Stored data
###
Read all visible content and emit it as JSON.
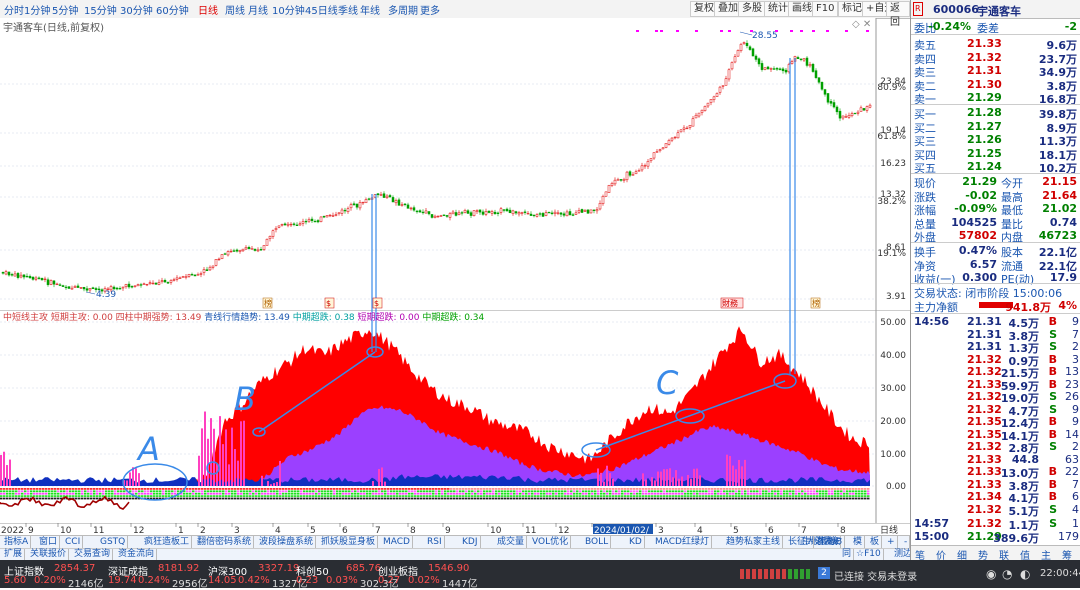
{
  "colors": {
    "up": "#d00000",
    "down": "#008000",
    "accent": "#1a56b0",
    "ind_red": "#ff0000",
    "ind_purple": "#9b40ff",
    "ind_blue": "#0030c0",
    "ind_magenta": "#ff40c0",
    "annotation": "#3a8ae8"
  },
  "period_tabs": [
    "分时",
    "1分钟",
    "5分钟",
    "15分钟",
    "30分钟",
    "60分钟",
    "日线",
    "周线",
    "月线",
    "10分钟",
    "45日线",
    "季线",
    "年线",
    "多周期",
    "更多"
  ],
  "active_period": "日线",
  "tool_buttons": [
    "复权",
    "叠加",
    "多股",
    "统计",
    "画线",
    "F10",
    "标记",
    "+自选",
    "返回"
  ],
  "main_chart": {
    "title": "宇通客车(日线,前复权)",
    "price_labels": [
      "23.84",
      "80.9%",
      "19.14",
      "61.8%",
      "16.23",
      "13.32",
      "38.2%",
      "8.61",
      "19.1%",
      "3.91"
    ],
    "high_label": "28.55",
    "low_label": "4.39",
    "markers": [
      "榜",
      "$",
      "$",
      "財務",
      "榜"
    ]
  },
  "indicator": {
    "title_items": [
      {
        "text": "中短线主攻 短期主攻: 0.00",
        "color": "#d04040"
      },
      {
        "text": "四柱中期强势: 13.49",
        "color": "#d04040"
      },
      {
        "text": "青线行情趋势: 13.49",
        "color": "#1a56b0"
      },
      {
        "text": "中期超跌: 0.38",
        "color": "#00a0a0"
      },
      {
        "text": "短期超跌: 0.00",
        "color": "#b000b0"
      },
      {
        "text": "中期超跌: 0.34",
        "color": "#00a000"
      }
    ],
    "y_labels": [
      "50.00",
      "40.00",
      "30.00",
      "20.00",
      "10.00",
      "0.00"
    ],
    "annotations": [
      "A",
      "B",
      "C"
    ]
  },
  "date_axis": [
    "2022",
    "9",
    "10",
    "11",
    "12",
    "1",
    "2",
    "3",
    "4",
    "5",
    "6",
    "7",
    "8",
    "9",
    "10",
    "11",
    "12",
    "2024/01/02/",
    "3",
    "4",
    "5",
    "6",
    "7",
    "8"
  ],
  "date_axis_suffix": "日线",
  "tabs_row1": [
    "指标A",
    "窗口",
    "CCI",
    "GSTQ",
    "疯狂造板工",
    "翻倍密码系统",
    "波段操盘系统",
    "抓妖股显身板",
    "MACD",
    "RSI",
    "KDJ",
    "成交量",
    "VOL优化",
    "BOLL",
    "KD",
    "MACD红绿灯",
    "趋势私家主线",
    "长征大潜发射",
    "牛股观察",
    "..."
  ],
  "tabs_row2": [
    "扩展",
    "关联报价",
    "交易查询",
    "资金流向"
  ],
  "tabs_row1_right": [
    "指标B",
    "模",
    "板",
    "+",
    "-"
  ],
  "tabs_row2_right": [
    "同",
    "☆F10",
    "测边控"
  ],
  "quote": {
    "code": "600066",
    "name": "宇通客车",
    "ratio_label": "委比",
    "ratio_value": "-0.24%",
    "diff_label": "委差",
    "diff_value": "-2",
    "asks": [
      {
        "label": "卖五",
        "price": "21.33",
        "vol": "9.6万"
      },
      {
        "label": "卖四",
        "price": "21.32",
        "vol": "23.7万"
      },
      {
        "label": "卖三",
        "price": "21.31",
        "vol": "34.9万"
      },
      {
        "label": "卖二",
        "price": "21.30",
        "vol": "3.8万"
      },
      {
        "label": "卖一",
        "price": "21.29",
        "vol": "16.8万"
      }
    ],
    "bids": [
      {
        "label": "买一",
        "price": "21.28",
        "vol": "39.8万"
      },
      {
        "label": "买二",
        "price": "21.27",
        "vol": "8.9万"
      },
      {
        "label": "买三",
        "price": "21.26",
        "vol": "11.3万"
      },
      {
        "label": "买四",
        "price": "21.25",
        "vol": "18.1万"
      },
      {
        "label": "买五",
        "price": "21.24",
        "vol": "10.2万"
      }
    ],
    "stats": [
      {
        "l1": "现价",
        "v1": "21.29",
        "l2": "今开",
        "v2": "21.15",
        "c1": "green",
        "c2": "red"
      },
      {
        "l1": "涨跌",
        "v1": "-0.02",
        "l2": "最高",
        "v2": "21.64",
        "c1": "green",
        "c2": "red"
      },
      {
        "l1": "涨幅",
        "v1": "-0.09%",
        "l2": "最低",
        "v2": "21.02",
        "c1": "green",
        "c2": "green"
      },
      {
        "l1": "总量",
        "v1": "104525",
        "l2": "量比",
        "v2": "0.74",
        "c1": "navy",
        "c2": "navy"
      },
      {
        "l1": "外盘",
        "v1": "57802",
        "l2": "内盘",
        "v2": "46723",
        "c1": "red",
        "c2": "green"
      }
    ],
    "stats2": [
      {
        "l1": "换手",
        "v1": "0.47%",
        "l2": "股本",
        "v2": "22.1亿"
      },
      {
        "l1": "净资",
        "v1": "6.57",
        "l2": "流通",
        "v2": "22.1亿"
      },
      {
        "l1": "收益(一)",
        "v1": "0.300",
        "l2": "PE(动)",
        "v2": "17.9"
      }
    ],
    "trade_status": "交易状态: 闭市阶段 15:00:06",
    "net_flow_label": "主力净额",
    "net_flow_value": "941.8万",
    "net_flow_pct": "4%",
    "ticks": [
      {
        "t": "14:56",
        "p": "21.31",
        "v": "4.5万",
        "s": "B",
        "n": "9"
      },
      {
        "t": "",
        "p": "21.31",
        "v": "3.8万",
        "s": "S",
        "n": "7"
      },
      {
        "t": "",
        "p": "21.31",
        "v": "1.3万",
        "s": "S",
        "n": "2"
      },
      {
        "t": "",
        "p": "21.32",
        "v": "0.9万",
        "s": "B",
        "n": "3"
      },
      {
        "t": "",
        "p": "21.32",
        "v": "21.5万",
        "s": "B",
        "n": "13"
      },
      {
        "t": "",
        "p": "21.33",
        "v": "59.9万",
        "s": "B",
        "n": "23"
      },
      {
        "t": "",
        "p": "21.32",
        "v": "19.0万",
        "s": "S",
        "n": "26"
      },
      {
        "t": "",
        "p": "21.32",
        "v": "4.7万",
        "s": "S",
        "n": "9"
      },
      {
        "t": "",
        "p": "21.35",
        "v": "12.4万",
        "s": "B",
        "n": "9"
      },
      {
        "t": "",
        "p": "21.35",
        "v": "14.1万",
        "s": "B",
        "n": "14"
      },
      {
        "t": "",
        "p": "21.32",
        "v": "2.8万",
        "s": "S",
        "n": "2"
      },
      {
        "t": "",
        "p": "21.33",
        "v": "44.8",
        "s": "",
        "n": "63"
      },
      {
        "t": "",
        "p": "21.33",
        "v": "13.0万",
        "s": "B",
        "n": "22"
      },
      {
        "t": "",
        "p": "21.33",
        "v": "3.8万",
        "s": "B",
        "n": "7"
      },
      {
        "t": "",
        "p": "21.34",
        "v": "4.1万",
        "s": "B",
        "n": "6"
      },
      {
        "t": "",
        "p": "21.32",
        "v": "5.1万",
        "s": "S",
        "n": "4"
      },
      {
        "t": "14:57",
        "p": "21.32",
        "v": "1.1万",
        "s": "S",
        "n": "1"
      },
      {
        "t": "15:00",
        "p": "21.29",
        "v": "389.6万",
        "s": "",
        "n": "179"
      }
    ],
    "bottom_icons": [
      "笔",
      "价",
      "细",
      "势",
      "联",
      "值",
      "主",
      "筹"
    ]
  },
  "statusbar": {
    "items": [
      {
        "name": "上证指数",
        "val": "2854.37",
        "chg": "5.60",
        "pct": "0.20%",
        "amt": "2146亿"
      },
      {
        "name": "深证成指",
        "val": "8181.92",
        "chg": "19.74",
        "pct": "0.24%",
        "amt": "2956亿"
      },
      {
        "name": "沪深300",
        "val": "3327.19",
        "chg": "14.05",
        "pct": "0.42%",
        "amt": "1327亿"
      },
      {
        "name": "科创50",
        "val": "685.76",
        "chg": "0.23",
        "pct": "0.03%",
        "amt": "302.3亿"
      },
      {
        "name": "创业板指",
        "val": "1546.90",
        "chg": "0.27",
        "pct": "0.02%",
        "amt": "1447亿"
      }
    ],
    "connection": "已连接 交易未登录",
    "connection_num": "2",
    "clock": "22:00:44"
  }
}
###
■ Task statement ■
Count the lines that hold the string "name", and reply with that number alone.

■ Exercise result ■
6